EXERCISE TASK: From the listing below, select every line where the word "Import" appears.

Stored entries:
● ● ● ●

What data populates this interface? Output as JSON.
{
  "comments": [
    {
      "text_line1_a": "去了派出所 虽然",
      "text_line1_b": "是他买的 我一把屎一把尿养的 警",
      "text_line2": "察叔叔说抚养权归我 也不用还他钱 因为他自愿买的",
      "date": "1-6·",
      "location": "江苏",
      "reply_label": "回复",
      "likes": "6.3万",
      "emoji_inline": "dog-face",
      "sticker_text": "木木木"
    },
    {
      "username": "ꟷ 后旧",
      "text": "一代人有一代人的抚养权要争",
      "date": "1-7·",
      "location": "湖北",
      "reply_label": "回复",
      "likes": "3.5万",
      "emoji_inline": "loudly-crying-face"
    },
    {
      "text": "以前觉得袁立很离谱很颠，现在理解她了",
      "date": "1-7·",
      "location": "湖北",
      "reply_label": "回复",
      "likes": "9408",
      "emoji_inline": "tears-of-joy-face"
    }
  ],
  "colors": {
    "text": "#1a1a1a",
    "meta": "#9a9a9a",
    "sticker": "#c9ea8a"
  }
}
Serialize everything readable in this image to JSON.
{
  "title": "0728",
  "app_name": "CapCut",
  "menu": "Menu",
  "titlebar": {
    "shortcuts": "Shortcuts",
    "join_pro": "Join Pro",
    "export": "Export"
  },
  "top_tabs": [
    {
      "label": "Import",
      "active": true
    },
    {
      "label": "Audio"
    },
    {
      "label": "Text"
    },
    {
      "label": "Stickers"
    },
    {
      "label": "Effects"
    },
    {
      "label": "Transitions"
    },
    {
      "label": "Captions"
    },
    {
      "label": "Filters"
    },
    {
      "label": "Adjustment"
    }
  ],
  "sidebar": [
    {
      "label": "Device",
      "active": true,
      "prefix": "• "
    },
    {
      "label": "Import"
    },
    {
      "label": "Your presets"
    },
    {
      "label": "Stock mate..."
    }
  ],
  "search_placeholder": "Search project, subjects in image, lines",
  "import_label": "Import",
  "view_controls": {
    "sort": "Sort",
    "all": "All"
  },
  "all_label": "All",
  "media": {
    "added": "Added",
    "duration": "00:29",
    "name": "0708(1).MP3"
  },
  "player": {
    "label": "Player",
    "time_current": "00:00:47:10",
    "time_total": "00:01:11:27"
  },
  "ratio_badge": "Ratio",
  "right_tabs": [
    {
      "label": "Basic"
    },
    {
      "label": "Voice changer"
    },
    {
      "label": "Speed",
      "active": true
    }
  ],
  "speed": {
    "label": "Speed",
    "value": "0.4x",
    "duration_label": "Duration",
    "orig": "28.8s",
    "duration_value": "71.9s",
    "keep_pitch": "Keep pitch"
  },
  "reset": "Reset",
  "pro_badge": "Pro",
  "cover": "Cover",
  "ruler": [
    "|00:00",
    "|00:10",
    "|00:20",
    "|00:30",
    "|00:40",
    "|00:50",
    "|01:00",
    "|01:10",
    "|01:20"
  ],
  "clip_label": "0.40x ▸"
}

● ● ● ●

EXERCISE RESPONSE:
      "label": "Import",
      "label": "Import"
  "import_label": "Import",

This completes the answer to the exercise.